+++ SOURCE DATA
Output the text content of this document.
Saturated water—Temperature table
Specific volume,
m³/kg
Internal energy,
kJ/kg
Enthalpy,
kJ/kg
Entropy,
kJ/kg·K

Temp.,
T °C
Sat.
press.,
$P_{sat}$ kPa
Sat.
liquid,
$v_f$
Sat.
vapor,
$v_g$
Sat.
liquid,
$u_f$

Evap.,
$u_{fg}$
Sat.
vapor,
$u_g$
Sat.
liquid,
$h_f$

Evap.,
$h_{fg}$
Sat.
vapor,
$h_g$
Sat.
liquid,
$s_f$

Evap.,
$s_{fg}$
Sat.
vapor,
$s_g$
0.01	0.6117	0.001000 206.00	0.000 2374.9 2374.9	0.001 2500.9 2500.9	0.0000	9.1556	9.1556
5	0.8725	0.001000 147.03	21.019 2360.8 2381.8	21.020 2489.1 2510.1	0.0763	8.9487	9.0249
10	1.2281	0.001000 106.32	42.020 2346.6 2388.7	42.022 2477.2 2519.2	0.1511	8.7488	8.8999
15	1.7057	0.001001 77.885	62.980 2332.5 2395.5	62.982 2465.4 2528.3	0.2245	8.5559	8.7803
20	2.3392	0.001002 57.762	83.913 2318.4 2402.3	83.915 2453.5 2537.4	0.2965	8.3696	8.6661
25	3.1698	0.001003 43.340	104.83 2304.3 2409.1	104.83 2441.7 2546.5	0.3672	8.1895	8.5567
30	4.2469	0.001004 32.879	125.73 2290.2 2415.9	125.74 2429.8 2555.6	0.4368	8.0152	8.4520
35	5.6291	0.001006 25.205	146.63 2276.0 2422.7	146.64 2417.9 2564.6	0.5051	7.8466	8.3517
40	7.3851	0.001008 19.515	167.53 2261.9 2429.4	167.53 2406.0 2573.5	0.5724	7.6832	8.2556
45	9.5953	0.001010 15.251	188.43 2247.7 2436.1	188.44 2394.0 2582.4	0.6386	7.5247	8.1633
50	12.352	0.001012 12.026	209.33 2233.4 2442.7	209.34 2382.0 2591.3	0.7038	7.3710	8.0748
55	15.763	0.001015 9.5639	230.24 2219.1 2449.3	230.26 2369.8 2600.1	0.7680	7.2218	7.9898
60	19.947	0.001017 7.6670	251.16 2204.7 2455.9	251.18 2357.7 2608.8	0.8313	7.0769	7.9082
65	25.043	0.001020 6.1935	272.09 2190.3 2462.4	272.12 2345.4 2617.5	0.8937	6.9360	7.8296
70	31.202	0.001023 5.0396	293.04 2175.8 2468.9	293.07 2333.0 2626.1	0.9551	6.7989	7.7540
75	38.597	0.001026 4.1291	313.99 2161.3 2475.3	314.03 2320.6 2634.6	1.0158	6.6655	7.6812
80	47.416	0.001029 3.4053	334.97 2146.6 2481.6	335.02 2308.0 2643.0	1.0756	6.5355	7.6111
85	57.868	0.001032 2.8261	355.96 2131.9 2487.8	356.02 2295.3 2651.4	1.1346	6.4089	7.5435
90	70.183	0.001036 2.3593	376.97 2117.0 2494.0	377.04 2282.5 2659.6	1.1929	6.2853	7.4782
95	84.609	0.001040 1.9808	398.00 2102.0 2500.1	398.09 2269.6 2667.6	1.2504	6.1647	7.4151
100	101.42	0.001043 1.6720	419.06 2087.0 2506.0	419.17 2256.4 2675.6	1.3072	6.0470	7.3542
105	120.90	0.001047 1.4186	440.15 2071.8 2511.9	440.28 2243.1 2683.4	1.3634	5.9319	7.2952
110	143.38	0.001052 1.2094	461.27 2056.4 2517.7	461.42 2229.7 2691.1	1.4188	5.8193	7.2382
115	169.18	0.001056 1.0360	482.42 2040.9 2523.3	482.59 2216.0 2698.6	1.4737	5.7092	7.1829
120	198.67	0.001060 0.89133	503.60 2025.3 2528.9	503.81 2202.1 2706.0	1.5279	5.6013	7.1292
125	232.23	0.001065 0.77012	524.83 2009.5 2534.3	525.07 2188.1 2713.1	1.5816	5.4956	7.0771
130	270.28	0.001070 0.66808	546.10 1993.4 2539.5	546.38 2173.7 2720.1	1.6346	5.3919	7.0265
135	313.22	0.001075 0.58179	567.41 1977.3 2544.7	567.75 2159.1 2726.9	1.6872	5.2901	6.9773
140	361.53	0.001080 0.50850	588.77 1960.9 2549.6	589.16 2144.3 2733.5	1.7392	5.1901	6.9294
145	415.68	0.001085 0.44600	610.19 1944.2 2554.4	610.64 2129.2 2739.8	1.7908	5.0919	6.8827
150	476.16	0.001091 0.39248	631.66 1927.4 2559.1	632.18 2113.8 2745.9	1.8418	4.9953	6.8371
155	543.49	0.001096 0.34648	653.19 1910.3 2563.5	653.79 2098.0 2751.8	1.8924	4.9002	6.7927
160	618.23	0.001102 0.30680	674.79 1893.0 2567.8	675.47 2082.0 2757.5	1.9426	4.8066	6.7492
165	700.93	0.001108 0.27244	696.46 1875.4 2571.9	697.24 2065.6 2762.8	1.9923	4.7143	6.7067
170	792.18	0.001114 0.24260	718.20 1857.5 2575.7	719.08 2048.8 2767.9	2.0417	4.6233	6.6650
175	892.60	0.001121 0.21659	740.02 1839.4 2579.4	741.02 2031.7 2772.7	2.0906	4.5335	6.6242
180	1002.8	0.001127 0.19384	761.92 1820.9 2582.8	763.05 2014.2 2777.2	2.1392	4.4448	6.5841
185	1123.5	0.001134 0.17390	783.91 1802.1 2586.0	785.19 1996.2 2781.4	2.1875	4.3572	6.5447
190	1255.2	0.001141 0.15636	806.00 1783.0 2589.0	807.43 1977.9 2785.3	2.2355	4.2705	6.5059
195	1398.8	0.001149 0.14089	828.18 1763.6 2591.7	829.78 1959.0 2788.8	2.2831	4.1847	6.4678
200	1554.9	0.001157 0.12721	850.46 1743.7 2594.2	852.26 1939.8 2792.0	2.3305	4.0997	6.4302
++++++
GIVEN INSTRUCTION
Give all the entries again exactly; leave none out.

THE COMPLETED TASK
Output the text content of this document.
Saturated water—Temperature table
Specific volume,
m³/kg
Internal energy,
kJ/kg
Enthalpy,
kJ/kg
Entropy,
kJ/kg·K

Temp.,
T °C
Sat.
press.,
$P_{sat}$ kPa
Sat.
liquid,
$v_f$
Sat.
vapor,
$v_g$
Sat.
liquid,
$u_f$

Evap.,
$u_{fg}$
Sat.
vapor,
$u_g$
Sat.
liquid,
$h_f$

Evap.,
$h_{fg}$
Sat.
vapor,
$h_g$
Sat.
liquid,
$s_f$

Evap.,
$s_{fg}$
Sat.
vapor,
$s_g$
0.01	0.6117	0.001000 206.00	0.000 2374.9 2374.9	0.001 2500.9 2500.9	0.0000	9.1556	9.1556
5	0.8725	0.001000 147.03	21.019 2360.8 2381.8	21.020 2489.1 2510.1	0.0763	8.9487	9.0249
10	1.2281	0.001000 106.32	42.020 2346.6 2388.7	42.022 2477.2 2519.2	0.1511	8.7488	8.8999
15	1.7057	0.001001 77.885	62.980 2332.5 2395.5	62.982 2465.4 2528.3	0.2245	8.5559	8.7803
20	2.3392	0.001002 57.762	83.913 2318.4 2402.3	83.915 2453.5 2537.4	0.2965	8.3696	8.6661
25	3.1698	0.001003 43.340	104.83 2304.3 2409.1	104.83 2441.7 2546.5	0.3672	8.1895	8.5567
30	4.2469	0.001004 32.879	125.73 2290.2 2415.9	125.74 2429.8 2555.6	0.4368	8.0152	8.4520
35	5.6291	0.001006 25.205	146.63 2276.0 2422.7	146.64 2417.9 2564.6	0.5051	7.8466	8.3517
40	7.3851	0.001008 19.515	167.53 2261.9 2429.4	167.53 2406.0 2573.5	0.5724	7.6832	8.2556
45	9.5953	0.001010 15.251	188.43 2247.7 2436.1	188.44 2394.0 2582.4	0.6386	7.5247	8.1633
50	12.352	0.001012 12.026	209.33 2233.4 2442.7	209.34 2382.0 2591.3	0.7038	7.3710	8.0748
55	15.763	0.001015 9.5639	230.24 2219.1 2449.3	230.26 2369.8 2600.1	0.7680	7.2218	7.9898
60	19.947	0.001017 7.6670	251.16 2204.7 2455.9	251.18 2357.7 2608.8	0.8313	7.0769	7.9082
65	25.043	0.001020 6.1935	272.09 2190.3 2462.4	272.12 2345.4 2617.5	0.8937	6.9360	7.8296
70	31.202	0.001023 5.0396	293.04 2175.8 2468.9	293.07 2333.0 2626.1	0.9551	6.7989	7.7540
75	38.597	0.001026 4.1291	313.99 2161.3 2475.3	314.03 2320.6 2634.6	1.0158	6.6655	7.6812
80	47.416	0.001029 3.4053	334.97 2146.6 2481.6	335.02 2308.0 2643.0	1.0756	6.5355	7.6111
85	57.868	0.001032 2.8261	355.96 2131.9 2487.8	356.02 2295.3 2651.4	1.1346	6.4089	7.5435
90	70.183	0.001036 2.3593	376.97 2117.0 2494.0	377.04 2282.5 2659.6	1.1929	6.2853	7.4782
95	84.609	0.001040 1.9808	398.00 2102.0 2500.1	398.09 2269.6 2667.6	1.2504	6.1647	7.4151
100	101.42	0.001043 1.6720	419.06 2087.0 2506.0	419.17 2256.4 2675.6	1.3072	6.0470	7.3542
105	120.90	0.001047 1.4186	440.15 2071.8 2511.9	440.28 2243.1 2683.4	1.3634	5.9319	7.2952
110	143.38	0.001052 1.2094	461.27 2056.4 2517.7	461.42 2229.7 2691.1	1.4188	5.8193	7.2382
115	169.18	0.001056 1.0360	482.42 2040.9 2523.3	482.59 2216.0 2698.6	1.4737	5.7092	7.1829
120	198.67	0.001060 0.89133	503.60 2025.3 2528.9	503.81 2202.1 2706.0	1.5279	5.6013	7.1292
125	232.23	0.001065 0.77012	524.83 2009.5 2534.3	525.07 2188.1 2713.1	1.5816	5.4956	7.0771
130	270.28	0.001070 0.66808	546.10 1993.4 2539.5	546.38 2173.7 2720.1	1.6346	5.3919	7.0265
135	313.22	0.001075 0.58179	567.41 1977.3 2544.7	567.75 2159.1 2726.9	1.6872	5.2901	6.9773
140	361.53	0.001080 0.50850	588.77 1960.9 2549.6	589.16 2144.3 2733.5	1.7392	5.1901	6.9294
145	415.68	0.001085 0.44600	610.19 1944.2 2554.4	610.64 2129.2 2739.8	1.7908	5.0919	6.8827
150	476.16	0.001091 0.39248	631.66 1927.4 2559.1	632.18 2113.8 2745.9	1.8418	4.9953	6.8371
155	543.49	0.001096 0.34648	653.19 1910.3 2563.5	653.79 2098.0 2751.8	1.8924	4.9002	6.7927
160	618.23	0.001102 0.30680	674.79 1893.0 2567.8	675.47 2082.0 2757.5	1.9426	4.8066	6.7492
165	700.93	0.001108 0.27244	696.46 1875.4 2571.9	697.24 2065.6 2762.8	1.9923	4.7143	6.7067
170	792.18	0.001114 0.24260	718.20 1857.5 2575.7	719.08 2048.8 2767.9	2.0417	4.6233	6.6650
175	892.60	0.001121 0.21659	740.02 1839.4 2579.4	741.02 2031.7 2772.7	2.0906	4.5335	6.6242
180	1002.8	0.001127 0.19384	761.92 1820.9 2582.8	763.05 2014.2 2777.2	2.1392	4.4448	6.5841
185	1123.5	0.001134 0.17390	783.91 1802.1 2586.0	785.19 1996.2 2781.4	2.1875	4.3572	6.5447
190	1255.2	0.001141 0.15636	806.00 1783.0 2589.0	807.43 1977.9 2785.3	2.2355	4.2705	6.5059
195	1398.8	0.001149 0.14089	828.18 1763.6 2591.7	829.78 1959.0 2788.8	2.2831	4.1847	6.4678
200	1554.9	0.001157 0.12721	850.46 1743.7 2594.2	852.26 1939.8 2792.0	2.3305	4.0997	6.4302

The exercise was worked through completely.